* [Problem to solve]:
Quote every entry word for word.
########
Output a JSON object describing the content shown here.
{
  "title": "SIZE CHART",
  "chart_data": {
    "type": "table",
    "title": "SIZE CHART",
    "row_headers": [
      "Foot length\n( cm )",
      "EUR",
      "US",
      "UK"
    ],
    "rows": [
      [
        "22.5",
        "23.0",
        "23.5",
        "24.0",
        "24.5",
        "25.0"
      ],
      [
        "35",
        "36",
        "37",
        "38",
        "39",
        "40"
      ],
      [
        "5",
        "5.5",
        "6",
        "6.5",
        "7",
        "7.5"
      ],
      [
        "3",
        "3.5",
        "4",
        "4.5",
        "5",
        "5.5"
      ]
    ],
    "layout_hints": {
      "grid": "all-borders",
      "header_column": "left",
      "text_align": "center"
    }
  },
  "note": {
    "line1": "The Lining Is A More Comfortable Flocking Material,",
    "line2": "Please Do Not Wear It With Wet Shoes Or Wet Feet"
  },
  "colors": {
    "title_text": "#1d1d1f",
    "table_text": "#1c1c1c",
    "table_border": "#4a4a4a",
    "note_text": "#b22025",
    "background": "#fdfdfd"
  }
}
########
* [Task result]:
Output a JSON object describing the content shown here.
{
  "title": "SIZE CHART",
  "chart_data": {
    "type": "table",
    "title": "SIZE CHART",
    "row_headers": [
      "Foot length\n( cm )",
      "EUR",
      "US",
      "UK"
    ],
    "rows": [
      [
        "22.5",
        "23.0",
        "23.5",
        "24.0",
        "24.5",
        "25.0"
      ],
      [
        "35",
        "36",
        "37",
        "38",
        "39",
        "40"
      ],
      [
        "5",
        "5.5",
        "6",
        "6.5",
        "7",
        "7.5"
      ],
      [
        "3",
        "3.5",
        "4",
        "4.5",
        "5",
        "5.5"
      ]
    ],
    "layout_hints": {
      "grid": "all-borders",
      "header_column": "left",
      "text_align": "center"
    }
  },
  "note": {
    "line1": "The Lining Is A More Comfortable Flocking Material,",
    "line2": "Please Do Not Wear It With Wet Shoes Or Wet Feet"
  },
  "colors": {
    "title_text": "#1d1d1f",
    "table_text": "#1c1c1c",
    "table_border": "#4a4a4a",
    "note_text": "#b22025",
    "background": "#fdfdfd"
  }
}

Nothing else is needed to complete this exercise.